Data provided Start Marker

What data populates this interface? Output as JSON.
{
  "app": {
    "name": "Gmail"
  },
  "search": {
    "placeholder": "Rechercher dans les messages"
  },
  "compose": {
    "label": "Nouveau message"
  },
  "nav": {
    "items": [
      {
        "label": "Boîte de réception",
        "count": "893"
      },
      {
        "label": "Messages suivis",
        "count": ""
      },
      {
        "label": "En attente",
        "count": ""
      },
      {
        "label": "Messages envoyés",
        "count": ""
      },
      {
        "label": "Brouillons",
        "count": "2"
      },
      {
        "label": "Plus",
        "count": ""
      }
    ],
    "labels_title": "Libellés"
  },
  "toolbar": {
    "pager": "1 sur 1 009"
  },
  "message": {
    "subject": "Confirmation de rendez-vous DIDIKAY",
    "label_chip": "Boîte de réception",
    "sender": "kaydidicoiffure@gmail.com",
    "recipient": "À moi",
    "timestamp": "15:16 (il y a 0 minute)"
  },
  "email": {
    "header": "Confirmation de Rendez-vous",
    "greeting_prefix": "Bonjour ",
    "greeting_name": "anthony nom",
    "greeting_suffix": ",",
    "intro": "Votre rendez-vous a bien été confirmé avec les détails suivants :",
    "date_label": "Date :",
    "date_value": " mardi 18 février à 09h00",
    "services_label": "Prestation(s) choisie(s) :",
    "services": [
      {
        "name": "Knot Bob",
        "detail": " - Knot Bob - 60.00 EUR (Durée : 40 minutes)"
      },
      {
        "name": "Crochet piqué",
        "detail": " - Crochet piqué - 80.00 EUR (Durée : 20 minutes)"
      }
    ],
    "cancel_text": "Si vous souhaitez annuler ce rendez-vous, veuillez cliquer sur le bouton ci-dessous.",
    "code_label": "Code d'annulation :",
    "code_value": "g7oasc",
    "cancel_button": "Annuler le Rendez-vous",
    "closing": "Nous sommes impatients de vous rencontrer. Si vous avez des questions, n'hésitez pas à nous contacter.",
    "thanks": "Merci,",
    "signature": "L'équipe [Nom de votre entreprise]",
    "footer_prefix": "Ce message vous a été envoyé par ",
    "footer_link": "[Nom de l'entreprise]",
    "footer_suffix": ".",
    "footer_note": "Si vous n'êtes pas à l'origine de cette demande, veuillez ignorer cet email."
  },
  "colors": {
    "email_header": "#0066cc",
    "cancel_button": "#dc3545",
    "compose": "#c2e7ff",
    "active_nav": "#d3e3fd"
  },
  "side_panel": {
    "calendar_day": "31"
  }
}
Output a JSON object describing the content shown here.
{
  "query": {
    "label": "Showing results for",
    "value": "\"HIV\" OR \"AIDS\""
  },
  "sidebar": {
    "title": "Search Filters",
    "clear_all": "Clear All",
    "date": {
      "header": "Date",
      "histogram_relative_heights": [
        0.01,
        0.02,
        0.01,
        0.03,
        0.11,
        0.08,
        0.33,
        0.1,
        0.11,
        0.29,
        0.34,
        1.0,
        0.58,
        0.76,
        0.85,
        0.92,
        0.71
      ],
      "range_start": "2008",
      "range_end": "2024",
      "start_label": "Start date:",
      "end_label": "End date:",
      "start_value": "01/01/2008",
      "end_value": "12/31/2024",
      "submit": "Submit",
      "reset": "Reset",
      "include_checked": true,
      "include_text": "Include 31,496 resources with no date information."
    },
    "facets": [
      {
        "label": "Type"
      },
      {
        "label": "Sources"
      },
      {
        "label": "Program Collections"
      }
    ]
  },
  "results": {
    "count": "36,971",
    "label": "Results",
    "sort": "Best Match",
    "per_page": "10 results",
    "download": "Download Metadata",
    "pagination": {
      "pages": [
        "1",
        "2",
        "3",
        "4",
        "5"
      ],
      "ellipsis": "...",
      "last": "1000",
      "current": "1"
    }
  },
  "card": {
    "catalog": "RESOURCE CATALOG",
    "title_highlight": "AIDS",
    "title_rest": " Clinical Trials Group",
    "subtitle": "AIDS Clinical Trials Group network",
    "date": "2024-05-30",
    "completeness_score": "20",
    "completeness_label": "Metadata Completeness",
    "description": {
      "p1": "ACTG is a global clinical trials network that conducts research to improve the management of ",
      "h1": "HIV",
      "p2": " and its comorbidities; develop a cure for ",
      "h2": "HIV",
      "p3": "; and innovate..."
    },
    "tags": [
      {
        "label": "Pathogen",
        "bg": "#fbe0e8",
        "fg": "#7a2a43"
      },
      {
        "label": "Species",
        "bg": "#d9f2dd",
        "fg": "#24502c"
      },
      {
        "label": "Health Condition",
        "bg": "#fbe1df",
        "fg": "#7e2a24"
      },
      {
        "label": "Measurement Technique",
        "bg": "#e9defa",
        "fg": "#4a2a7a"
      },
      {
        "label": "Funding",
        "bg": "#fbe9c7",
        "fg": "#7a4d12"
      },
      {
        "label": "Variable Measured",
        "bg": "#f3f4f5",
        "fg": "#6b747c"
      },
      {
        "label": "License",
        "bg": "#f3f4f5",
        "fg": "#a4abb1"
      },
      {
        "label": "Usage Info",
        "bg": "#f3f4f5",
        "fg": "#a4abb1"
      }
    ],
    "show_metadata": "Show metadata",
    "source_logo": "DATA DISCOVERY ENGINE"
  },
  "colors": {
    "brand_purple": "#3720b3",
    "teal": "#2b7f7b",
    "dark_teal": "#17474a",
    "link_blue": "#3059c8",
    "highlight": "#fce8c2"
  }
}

Data provided End Marker

▸ Task requirements
Return the complete material exactly as it appears.

▸ Output for this task
What data populates this interface? Output as JSON.
{
  "app": {
    "name": "Gmail"
  },
  "search": {
    "placeholder": "Rechercher dans les messages"
  },
  "compose": {
    "label": "Nouveau message"
  },
  "nav": {
    "items": [
      {
        "label": "Boîte de réception",
        "count": "893"
      },
      {
        "label": "Messages suivis",
        "count": ""
      },
      {
        "label": "En attente",
        "count": ""
      },
      {
        "label": "Messages envoyés",
        "count": ""
      },
      {
        "label": "Brouillons",
        "count": "2"
      },
      {
        "label": "Plus",
        "count": ""
      }
    ],
    "labels_title": "Libellés"
  },
  "toolbar": {
    "pager": "1 sur 1 009"
  },
  "message": {
    "subject": "Confirmation de rendez-vous DIDIKAY",
    "label_chip": "Boîte de réception",
    "sender": "kaydidicoiffure@gmail.com",
    "recipient": "À moi",
    "timestamp": "15:16 (il y a 0 minute)"
  },
  "email": {
    "header": "Confirmation de Rendez-vous",
    "greeting_prefix": "Bonjour ",
    "greeting_name": "anthony nom",
    "greeting_suffix": ",",
    "intro": "Votre rendez-vous a bien été confirmé avec les détails suivants :",
    "date_label": "Date :",
    "date_value": " mardi 18 février à 09h00",
    "services_label": "Prestation(s) choisie(s) :",
    "services": [
      {
        "name": "Knot Bob",
        "detail": " - Knot Bob - 60.00 EUR (Durée : 40 minutes)"
      },
      {
        "name": "Crochet piqué",
        "detail": " - Crochet piqué - 80.00 EUR (Durée : 20 minutes)"
      }
    ],
    "cancel_text": "Si vous souhaitez annuler ce rendez-vous, veuillez cliquer sur le bouton ci-dessous.",
    "code_label": "Code d'annulation :",
    "code_value": "g7oasc",
    "cancel_button": "Annuler le Rendez-vous",
    "closing": "Nous sommes impatients de vous rencontrer. Si vous avez des questions, n'hésitez pas à nous contacter.",
    "thanks": "Merci,",
    "signature": "L'équipe [Nom de votre entreprise]",
    "footer_prefix": "Ce message vous a été envoyé par ",
    "footer_link": "[Nom de l'entreprise]",
    "footer_suffix": ".",
    "footer_note": "Si vous n'êtes pas à l'origine de cette demande, veuillez ignorer cet email."
  },
  "colors": {
    "email_header": "#0066cc",
    "cancel_button": "#dc3545",
    "compose": "#c2e7ff",
    "active_nav": "#d3e3fd"
  },
  "side_panel": {
    "calendar_day": "31"
  }
}
Output a JSON object describing the content shown here.
{
  "query": {
    "label": "Showing results for",
    "value": "\"HIV\" OR \"AIDS\""
  },
  "sidebar": {
    "title": "Search Filters",
    "clear_all": "Clear All",
    "date": {
      "header": "Date",
      "histogram_relative_heights": [
        0.01,
        0.02,
        0.01,
        0.03,
        0.11,
        0.08,
        0.33,
        0.1,
        0.11,
        0.29,
        0.34,
        1.0,
        0.58,
        0.76,
        0.85,
        0.92,
        0.71
      ],
      "range_start": "2008",
      "range_end": "2024",
      "start_label": "Start date:",
      "end_label": "End date:",
      "start_value": "01/01/2008",
      "end_value": "12/31/2024",
      "submit": "Submit",
      "reset": "Reset",
      "include_checked": true,
      "include_text": "Include 31,496 resources with no date information."
    },
    "facets": [
      {
        "label": "Type"
      },
      {
        "label": "Sources"
      },
      {
        "label": "Program Collections"
      }
    ]
  },
  "results": {
    "count": "36,971",
    "label": "Results",
    "sort": "Best Match",
    "per_page": "10 results",
    "download": "Download Metadata",
    "pagination": {
      "pages": [
        "1",
        "2",
        "3",
        "4",
        "5"
      ],
      "ellipsis": "...",
      "last": "1000",
      "current": "1"
    }
  },
  "card": {
    "catalog": "RESOURCE CATALOG",
    "title_highlight": "AIDS",
    "title_rest": " Clinical Trials Group",
    "subtitle": "AIDS Clinical Trials Group network",
    "date": "2024-05-30",
    "completeness_score": "20",
    "completeness_label": "Metadata Completeness",
    "description": {
      "p1": "ACTG is a global clinical trials network that conducts research to improve the management of ",
      "h1": "HIV",
      "p2": " and its comorbidities; develop a cure for ",
      "h2": "HIV",
      "p3": "; and innovate..."
    },
    "tags": [
      {
        "label": "Pathogen",
        "bg": "#fbe0e8",
        "fg": "#7a2a43"
      },
      {
        "label": "Species",
        "bg": "#d9f2dd",
        "fg": "#24502c"
      },
      {
        "label": "Health Condition",
        "bg": "#fbe1df",
        "fg": "#7e2a24"
      },
      {
        "label": "Measurement Technique",
        "bg": "#e9defa",
        "fg": "#4a2a7a"
      },
      {
        "label": "Funding",
        "bg": "#fbe9c7",
        "fg": "#7a4d12"
      },
      {
        "label": "Variable Measured",
        "bg": "#f3f4f5",
        "fg": "#6b747c"
      },
      {
        "label": "License",
        "bg": "#f3f4f5",
        "fg": "#a4abb1"
      },
      {
        "label": "Usage Info",
        "bg": "#f3f4f5",
        "fg": "#a4abb1"
      }
    ],
    "show_metadata": "Show metadata",
    "source_logo": "DATA DISCOVERY ENGINE"
  },
  "colors": {
    "brand_purple": "#3720b3",
    "teal": "#2b7f7b",
    "dark_teal": "#17474a",
    "link_blue": "#3059c8",
    "highlight": "#fce8c2"
  }
}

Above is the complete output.